Exercise | Return each line containing the string "show".

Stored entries
>> Begin
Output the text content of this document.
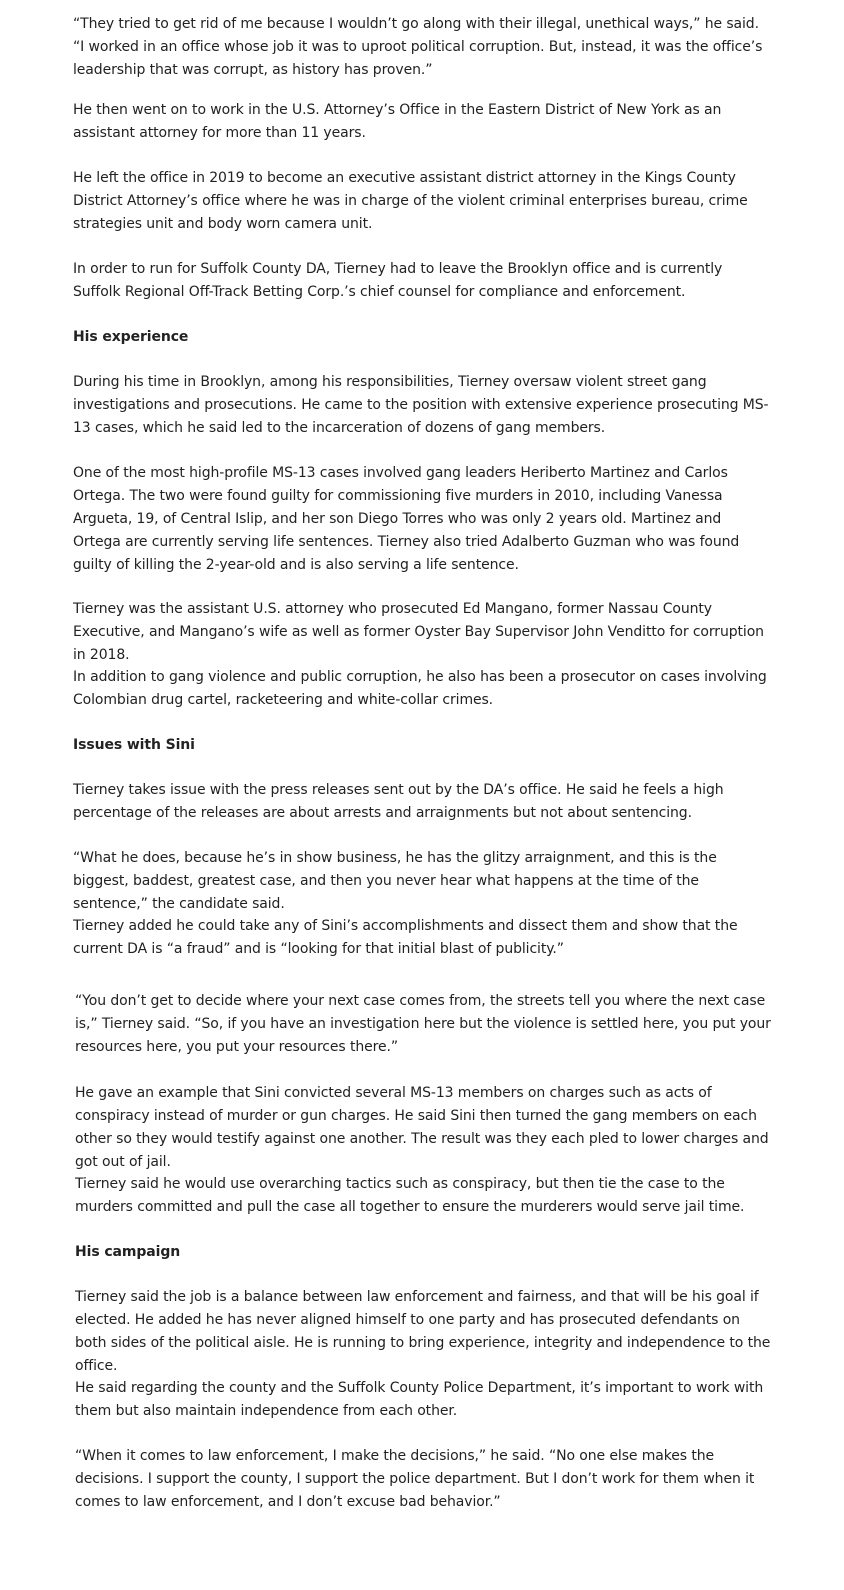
“They tried to get rid of me because I wouldn’t go along with their illegal, unethical ways,” he said. “I worked in an office whose job it was to uproot political corruption. But, instead, it was the office’s leadership that was corrupt, as history has proven.”

He then went on to work in the U.S. Attorney’s Office in the Eastern District of New York as an assistant attorney for more than 11 years.

He left the office in 2019 to become an executive assistant district attorney in the Kings County District Attorney’s office where he was in charge of the violent criminal enterprises bureau, crime strategies unit and body worn camera unit.

In order to run for Suffolk County DA, Tierney had to leave the Brooklyn office and is currently Suffolk Regional Off-Track Betting Corp.’s chief counsel for compliance and enforcement.

His experience

During his time in Brooklyn, among his responsibilities, Tierney oversaw violent street gang investigations and prosecutions. He came to the position with extensive experience prosecuting MS-13 cases, which he said led to the incarceration of dozens of gang members.

One of the most high-profile MS-13 cases involved gang leaders Heriberto Martinez and Carlos Ortega. The two were found guilty for commissioning five murders in 2010, including Vanessa Argueta, 19, of Central Islip, and her son Diego Torres who was only 2 years old. Martinez and Ortega are currently serving life sentences. Tierney also tried Adalberto Guzman who was found guilty of killing the 2-year-old and is also serving a life sentence.

Tierney was the assistant U.S. attorney who prosecuted Ed Mangano, former Nassau County Executive, and Mangano’s wife as well as former Oyster Bay Supervisor John Venditto for corruption in 2018.

In addition to gang violence and public corruption, he also has been a prosecutor on cases involving Colombian drug cartel, racketeering and white-collar crimes.

Issues with Sini

Tierney takes issue with the press releases sent out by the DA’s office. He said he feels a high percentage of the releases are about arrests and arraignments but not about sentencing.

“What he does, because he’s in show business, he has the glitzy arraignment, and this is the biggest, baddest, greatest case, and then you never hear what happens at the time of the sentence,” the candidate said.

Tierney added he could take any of Sini’s accomplishments and dissect them and show that the current DA is “a fraud” and is “looking for that initial blast of publicity.”

“You don’t get to decide where your next case comes from, the streets tell you where the next case is,” Tierney said. “So, if you have an investigation here but the violence is settled here, you put your resources here, you put your resources there.”

He gave an example that Sini convicted several MS-13 members on charges such as acts of conspiracy instead of murder or gun charges. He said Sini then turned the gang members on each other so they would testify against one another. The result was they each pled to lower charges and got out of jail.

Tierney said he would use overarching tactics such as conspiracy, but then tie the case to the murders committed and pull the case all together to ensure the murderers would serve jail time.

His campaign

Tierney said the job is a balance between law enforcement and fairness, and that will be his goal if elected. He added he has never aligned himself to one party and has prosecuted defendants on both sides of the political aisle. He is running to bring experience, integrity and independence to the office.

He said regarding the county and the Suffolk County Police Department, it’s important to work with them but also maintain independence from each other.

“When it comes to law enforcement, I make the decisions,” he said. “No one else makes the decisions. I support the county, I support the police department. But I don’t work for them when it comes to law enforcement, and I don’t excuse bad behavior.”
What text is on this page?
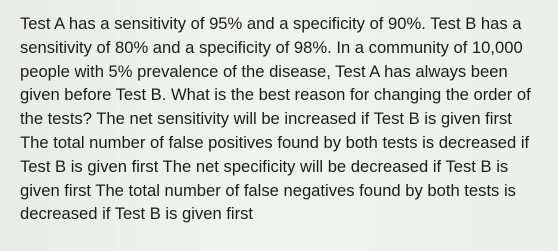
Test A has a sensitivity of 95% and a specificity of 90%. Test B has a sensitivity of 80% and a specificity of 98%. In a community of 10,000 people with 5% prevalence of the disease, Test A has always been given before Test B. What is the best reason for changing the order of the tests? The net sensitivity will be increased if Test B is given first The total number of false positives found by both tests is decreased if Test B is given first The net specificity will be decreased if Test B is given first The total number of false negatives found by both tests is decreased if Test B is given first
>> End
Answer below |
“What he does, because he’s in show business, he has the glitzy arraignment, and this is the biggest, baddest, greatest case, and then you never hear what happens at the time of the sentence,” the candidate said.
Tierney added he could take any of Sini’s accomplishments and dissect them and show that the current DA is “a fraud” and is “looking for that initial blast of publicity.”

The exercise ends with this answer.